**Data entries for graphics**:
◇ ◇ ◇
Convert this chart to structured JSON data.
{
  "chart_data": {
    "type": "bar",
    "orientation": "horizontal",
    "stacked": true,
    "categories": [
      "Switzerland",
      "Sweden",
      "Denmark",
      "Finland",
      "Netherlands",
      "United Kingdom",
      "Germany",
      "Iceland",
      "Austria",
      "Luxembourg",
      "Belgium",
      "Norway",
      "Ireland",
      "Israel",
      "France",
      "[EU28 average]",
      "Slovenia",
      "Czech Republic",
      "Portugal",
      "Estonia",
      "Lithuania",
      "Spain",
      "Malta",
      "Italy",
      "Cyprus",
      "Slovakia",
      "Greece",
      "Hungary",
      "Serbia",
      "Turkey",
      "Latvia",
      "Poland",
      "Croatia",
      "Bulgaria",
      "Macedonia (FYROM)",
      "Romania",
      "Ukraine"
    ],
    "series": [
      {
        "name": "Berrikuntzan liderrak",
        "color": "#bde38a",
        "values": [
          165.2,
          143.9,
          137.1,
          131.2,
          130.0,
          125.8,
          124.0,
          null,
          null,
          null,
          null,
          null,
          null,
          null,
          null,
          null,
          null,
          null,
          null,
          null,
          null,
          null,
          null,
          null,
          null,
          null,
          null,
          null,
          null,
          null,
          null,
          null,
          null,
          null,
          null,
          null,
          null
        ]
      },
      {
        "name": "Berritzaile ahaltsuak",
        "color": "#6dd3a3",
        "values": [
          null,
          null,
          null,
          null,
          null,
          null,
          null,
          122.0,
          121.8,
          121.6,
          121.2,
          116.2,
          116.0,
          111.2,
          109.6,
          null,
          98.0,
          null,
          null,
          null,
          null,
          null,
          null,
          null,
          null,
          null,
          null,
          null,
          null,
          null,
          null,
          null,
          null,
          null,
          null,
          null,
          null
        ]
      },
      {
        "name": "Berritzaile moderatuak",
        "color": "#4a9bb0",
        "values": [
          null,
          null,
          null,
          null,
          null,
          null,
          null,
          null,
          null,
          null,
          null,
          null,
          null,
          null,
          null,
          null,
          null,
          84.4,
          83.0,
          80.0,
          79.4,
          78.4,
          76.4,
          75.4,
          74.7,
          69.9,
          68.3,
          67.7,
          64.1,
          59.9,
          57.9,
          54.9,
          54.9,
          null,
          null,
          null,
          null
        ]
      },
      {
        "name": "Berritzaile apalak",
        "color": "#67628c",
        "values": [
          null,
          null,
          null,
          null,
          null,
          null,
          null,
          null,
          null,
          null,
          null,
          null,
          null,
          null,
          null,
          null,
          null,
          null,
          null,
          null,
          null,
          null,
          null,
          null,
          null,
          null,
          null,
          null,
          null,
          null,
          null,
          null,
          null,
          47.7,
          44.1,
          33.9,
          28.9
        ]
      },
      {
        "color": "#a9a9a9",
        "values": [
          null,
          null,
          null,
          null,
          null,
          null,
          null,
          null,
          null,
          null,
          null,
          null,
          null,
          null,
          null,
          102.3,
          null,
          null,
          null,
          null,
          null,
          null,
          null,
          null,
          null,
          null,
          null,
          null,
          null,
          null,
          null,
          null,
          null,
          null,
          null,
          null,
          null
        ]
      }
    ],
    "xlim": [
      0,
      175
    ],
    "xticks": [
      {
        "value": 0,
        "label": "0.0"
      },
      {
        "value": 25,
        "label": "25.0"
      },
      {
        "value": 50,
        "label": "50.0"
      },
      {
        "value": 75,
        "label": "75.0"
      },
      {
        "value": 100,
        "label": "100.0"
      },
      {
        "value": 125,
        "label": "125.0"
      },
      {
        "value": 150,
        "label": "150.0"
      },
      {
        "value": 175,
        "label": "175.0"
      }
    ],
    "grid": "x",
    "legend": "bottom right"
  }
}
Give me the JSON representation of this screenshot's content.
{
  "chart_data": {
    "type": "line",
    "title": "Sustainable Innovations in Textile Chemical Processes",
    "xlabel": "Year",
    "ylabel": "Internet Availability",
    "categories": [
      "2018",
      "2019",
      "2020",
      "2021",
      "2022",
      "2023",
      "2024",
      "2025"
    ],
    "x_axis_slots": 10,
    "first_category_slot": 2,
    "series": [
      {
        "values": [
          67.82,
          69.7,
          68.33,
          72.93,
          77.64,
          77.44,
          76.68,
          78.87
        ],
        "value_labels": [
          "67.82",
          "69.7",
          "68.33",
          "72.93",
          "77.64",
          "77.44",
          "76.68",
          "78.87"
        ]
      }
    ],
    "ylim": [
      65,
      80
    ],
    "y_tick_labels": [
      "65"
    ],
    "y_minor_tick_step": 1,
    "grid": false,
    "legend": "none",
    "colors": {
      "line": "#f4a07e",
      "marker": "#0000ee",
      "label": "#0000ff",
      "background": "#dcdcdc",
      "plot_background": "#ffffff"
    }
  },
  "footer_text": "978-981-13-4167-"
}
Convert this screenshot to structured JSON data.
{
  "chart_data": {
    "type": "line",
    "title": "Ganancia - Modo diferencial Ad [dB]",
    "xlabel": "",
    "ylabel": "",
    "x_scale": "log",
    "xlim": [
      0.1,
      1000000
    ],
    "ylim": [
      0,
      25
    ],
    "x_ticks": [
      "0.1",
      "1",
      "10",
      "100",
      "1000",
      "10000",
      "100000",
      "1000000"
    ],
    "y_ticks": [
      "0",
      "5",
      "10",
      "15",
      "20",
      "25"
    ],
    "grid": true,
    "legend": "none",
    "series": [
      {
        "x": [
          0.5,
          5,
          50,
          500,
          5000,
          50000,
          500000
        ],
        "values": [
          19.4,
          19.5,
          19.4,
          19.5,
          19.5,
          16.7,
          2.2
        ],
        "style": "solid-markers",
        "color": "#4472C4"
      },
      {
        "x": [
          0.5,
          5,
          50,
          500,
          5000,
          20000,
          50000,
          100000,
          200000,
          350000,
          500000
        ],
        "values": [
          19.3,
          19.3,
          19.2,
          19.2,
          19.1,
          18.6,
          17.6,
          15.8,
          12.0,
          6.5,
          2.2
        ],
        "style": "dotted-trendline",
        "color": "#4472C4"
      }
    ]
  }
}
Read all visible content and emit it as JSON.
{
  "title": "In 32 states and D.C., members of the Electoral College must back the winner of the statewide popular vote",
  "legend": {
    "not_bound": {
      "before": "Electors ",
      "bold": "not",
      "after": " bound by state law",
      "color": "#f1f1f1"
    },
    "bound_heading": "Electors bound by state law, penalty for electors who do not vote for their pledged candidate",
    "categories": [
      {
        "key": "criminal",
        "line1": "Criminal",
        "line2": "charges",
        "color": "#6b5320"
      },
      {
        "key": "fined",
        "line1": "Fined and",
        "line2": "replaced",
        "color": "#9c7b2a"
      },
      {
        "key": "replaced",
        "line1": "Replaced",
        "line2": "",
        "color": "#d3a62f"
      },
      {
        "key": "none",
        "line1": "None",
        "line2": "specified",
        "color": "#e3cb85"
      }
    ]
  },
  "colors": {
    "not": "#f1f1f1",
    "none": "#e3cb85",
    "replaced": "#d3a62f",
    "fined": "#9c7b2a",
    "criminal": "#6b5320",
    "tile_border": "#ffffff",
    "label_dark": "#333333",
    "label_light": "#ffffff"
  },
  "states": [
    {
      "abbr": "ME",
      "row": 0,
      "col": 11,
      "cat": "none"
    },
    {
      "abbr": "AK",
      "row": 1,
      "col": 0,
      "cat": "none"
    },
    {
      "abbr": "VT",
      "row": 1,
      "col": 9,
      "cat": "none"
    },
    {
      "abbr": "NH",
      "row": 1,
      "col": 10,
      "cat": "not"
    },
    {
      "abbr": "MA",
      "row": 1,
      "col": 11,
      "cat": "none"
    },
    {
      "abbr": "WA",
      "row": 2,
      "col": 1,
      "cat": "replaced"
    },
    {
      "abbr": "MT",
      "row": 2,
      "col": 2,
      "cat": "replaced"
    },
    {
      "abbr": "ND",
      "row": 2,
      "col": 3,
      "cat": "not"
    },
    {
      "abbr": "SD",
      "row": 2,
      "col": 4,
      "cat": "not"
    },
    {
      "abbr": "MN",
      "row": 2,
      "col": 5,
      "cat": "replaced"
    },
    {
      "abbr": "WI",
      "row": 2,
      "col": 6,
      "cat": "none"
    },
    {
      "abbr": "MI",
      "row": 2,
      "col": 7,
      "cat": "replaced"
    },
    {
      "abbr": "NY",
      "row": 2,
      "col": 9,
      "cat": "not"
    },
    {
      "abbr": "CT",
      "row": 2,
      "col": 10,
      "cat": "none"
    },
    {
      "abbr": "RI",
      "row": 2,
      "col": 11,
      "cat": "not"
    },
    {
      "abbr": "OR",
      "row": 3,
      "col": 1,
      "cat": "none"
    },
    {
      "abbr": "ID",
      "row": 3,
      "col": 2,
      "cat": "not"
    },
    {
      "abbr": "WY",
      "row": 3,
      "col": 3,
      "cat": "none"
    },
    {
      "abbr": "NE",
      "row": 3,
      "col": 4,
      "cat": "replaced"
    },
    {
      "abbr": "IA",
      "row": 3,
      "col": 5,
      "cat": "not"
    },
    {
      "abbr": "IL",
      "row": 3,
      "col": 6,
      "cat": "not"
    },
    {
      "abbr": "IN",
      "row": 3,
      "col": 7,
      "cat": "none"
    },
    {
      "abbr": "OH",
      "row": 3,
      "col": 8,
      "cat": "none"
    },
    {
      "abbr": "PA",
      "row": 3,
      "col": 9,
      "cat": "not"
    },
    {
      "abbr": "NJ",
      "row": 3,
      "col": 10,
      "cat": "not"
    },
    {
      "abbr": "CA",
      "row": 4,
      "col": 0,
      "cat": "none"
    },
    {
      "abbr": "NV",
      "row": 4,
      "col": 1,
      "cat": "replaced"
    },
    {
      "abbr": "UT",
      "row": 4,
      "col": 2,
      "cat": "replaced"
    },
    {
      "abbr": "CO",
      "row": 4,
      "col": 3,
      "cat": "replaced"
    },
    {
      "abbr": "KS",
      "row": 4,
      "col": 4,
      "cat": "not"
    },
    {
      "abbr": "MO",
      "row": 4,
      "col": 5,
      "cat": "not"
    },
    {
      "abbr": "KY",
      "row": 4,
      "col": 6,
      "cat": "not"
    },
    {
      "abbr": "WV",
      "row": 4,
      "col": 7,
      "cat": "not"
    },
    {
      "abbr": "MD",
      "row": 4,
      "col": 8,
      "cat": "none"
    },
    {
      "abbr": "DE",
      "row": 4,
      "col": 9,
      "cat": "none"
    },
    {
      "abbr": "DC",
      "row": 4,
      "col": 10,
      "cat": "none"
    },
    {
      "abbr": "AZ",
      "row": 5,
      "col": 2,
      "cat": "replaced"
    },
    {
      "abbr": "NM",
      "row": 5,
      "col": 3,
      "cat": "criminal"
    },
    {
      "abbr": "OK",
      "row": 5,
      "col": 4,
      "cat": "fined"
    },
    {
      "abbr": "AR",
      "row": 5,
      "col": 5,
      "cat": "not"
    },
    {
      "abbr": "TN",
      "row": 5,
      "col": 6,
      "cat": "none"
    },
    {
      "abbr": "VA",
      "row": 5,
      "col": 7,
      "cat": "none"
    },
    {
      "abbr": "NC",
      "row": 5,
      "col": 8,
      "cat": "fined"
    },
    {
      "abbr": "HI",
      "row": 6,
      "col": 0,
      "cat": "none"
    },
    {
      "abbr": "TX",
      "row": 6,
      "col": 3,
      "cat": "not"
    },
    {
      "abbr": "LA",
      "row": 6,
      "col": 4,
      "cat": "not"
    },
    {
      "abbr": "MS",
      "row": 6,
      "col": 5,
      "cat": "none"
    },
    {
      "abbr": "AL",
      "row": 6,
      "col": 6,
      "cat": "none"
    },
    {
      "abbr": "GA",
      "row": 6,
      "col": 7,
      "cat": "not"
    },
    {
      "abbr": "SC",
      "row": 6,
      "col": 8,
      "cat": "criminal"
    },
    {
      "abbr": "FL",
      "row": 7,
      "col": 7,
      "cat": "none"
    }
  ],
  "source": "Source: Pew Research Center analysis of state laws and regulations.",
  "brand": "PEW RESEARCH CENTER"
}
◇ ◇ ◇
**Your objective**:
Find and copy every line in the entries above where the string "style" occurs.

**Task result**:
        "style": "solid-markers",
        "style": "dotted-trendline",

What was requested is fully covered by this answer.